## WHAT YOU WILL DO
Go through the records and show each line where the word "实际控制人" occurs.

** START DATASET RECORDS **

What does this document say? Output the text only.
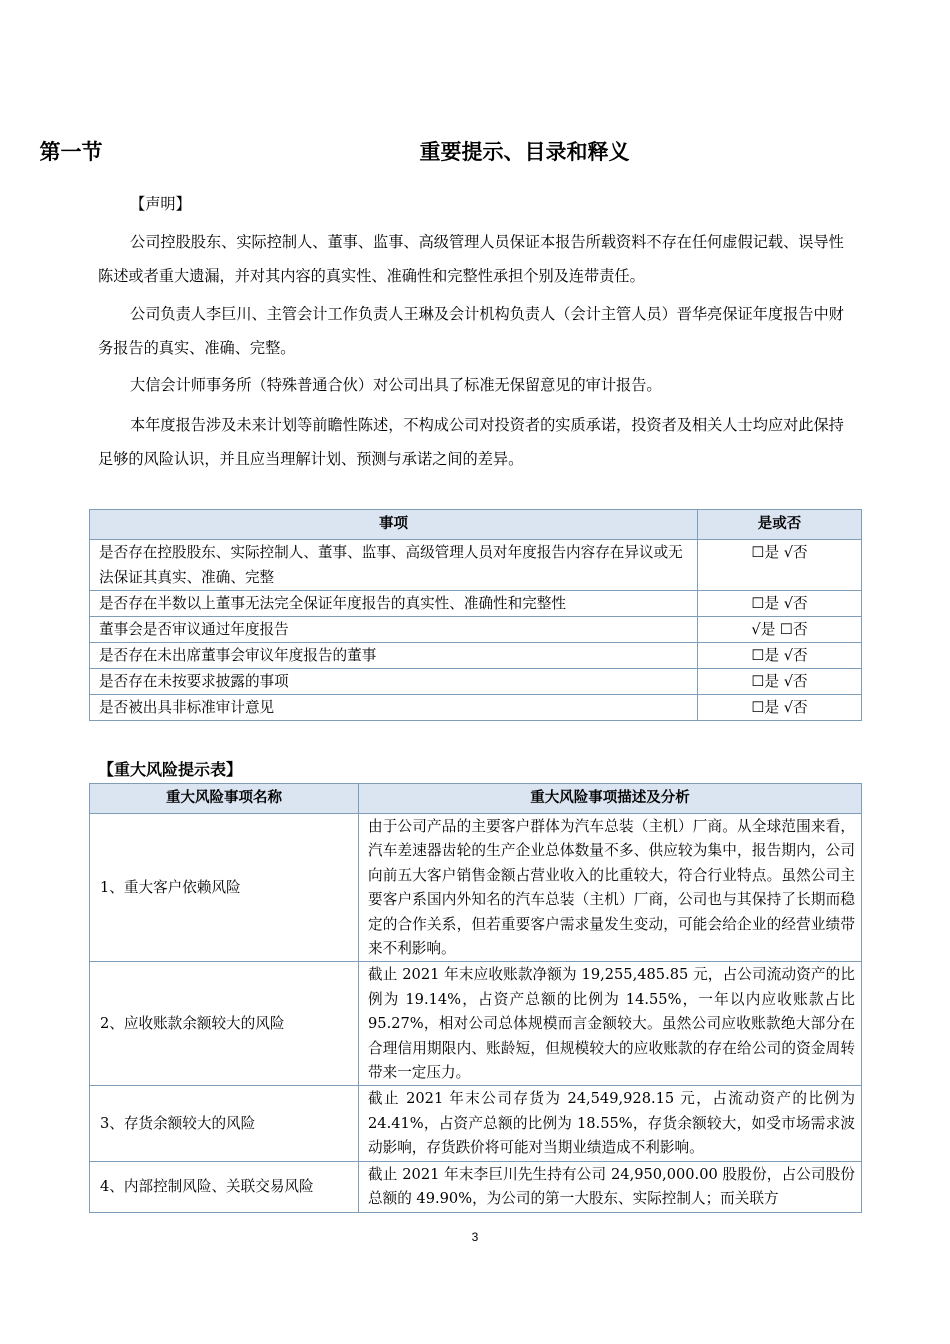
第一节	重要提示、目录和释义

【声明】

公司控股股东、实际控制人、董事、监事、高级管理人员保证本报告所载资料不存在任何虚假记载、误导性陈述或者重大遗漏，并对其内容的真实性、准确性和完整性承担个别及连带责任。

公司负责人李巨川、主管会计工作负责人王琳及会计机构负责人（会计主管人员）晋华亮保证年度报告中财务报告的真实、准确、完整。

大信会计师事务所（特殊普通合伙）对公司出具了标准无保留意见的审计报告。

本年度报告涉及未来计划等前瞻性陈述，不构成公司对投资者的实质承诺，投资者及相关人士均应对此保持足够的风险认识，并且应当理解计划、预测与承诺之间的差异。

事项	是或否
是否存在控股股东、实际控制人、董事、监事、高级管理人员对年度报告内容存在异议或无法保证其真实、准确、完整	☐是 √否
是否存在半数以上董事无法完全保证年度报告的真实性、准确性和完整性	☐是 √否
董事会是否审议通过年度报告	√是 ☐否
是否存在未出席董事会审议年度报告的董事	☐是 √否
是否存在未按要求披露的事项	☐是 √否
是否被出具非标准审计意见	☐是 √否
【重大风险提示表】
重大风险事项名称	重大风险事项描述及分析
1、重大客户依赖风险	由于公司产品的主要客户群体为汽车总装（主机）厂商。从全球范围来看，汽车差速器齿轮的生产企业总体数量不多、供应较为集中，报告期内，公司向前五大客户销售金额占营业收入的比重较大，符合行业特点。虽然公司主要客户系国内外知名的汽车总装（主机）厂商，公司也与其保持了长期而稳定的合作关系，但若重要客户需求量发生变动，可能会给企业的经营业绩带来不利影响。
2、应收账款余额较大的风险	截止 2021 年末应收账款净额为 19,255,485.85 元，占公司流动资产的比例为 19.14%，占资产总额的比例为 14.55%，一年以内应收账款占比 95.27%，相对公司总体规模而言金额较大。虽然公司应收账款绝大部分在合理信用期限内、账龄短，但规模较大的应收账款的存在给公司的资金周转带来一定压力。
3、存货余额较大的风险	截止 2021 年末公司存货为 24,549,928.15 元，占流动资产的比例为 24.41%，占资产总额的比例为 18.55%，存货余额较大，如受市场需求波动影响，存货跌价将可能对当期业绩造成不利影响。
4、内部控制风险、关联交易风险	截止 2021 年末李巨川先生持有公司 24,950,000.00 股股份，占公司股份总额的 49.90%，为公司的第一大股东、实际控制人；而关联方
3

** END DATASET RECORDS **

## THE REPLY
公司控股股东、实际控制人、董事、监事、高级管理人员保证本报告所载资料不存在任何虚假记载、误导性陈述或者重大遗漏，并对其内容的真实性、准确性和完整性承担个别及连带责任。
是否存在控股股东、实际控制人、董事、监事、高级管理人员对年度报告内容存在异议或无法保证其真实、准确、完整	☐是 √否
4、内部控制风险、关联交易风险	截止 2021 年末李巨川先生持有公司 24,950,000.00 股股份，占公司股份总额的 49.90%，为公司的第一大股东、实际控制人；而关联方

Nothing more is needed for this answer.